┌────────
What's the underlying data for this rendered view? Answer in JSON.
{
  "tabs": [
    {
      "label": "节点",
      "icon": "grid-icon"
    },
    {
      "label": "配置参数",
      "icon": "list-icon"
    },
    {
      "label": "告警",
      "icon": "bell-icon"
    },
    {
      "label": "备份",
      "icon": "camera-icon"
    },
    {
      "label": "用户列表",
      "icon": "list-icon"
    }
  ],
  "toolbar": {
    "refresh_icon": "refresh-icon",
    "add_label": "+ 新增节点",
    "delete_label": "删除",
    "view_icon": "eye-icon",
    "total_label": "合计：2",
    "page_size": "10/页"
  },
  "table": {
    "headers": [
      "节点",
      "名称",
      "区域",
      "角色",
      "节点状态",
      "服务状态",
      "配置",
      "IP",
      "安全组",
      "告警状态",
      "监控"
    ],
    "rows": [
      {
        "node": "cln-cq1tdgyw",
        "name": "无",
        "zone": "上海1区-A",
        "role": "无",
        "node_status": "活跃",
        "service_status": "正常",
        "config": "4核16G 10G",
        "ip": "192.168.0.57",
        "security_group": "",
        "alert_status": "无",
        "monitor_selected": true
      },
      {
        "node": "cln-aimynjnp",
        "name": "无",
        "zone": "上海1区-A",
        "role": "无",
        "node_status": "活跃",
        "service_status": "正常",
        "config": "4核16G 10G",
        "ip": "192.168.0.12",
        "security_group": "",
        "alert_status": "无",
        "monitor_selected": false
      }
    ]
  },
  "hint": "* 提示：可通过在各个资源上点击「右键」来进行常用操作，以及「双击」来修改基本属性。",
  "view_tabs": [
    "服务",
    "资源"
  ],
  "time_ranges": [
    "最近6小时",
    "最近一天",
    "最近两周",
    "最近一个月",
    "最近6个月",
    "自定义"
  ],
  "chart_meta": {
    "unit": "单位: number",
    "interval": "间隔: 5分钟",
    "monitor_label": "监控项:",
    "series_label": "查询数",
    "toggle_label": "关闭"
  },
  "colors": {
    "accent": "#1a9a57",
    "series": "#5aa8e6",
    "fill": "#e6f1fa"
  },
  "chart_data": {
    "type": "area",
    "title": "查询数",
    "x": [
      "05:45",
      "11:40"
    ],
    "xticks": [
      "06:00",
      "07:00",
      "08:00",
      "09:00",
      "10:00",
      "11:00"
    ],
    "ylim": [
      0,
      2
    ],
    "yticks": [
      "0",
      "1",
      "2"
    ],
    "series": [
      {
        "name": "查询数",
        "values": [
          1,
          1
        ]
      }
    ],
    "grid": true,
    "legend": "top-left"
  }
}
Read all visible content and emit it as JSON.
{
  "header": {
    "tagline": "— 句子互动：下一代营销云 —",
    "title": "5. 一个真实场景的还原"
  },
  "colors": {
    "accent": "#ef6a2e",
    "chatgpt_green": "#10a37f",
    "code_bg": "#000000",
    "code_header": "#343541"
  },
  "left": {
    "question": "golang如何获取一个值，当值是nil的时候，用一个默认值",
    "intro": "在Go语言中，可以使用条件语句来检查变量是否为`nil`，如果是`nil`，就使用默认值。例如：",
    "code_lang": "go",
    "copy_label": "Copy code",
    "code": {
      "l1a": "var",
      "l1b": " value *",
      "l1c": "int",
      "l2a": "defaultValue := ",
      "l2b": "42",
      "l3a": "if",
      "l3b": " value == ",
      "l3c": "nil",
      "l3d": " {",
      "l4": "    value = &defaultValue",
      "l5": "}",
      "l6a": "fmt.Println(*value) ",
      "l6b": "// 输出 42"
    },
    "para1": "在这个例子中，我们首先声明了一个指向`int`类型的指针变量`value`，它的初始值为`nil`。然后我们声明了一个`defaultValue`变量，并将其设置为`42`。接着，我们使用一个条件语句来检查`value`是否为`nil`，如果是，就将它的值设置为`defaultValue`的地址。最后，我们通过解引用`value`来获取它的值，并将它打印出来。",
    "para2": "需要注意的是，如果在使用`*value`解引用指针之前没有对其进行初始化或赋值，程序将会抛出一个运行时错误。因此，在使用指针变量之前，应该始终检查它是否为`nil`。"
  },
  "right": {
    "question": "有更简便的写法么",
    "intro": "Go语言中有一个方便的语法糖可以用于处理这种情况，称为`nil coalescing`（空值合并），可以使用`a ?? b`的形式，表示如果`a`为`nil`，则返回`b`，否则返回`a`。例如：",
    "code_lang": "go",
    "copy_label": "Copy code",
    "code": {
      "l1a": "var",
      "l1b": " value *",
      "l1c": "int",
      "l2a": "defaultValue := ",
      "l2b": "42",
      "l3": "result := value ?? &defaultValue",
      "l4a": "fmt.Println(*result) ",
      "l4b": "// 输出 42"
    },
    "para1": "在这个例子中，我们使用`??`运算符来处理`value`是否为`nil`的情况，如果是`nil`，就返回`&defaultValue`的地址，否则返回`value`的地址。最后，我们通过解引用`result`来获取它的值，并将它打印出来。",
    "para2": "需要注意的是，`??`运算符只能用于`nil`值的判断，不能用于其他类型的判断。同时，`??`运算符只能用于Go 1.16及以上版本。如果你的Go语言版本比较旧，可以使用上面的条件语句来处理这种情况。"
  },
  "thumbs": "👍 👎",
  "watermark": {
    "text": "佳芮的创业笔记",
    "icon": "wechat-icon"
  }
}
└────────
Work to do. How many lines in the listing above contain "Println"? Answer with the number alone.

Completed exercise. 2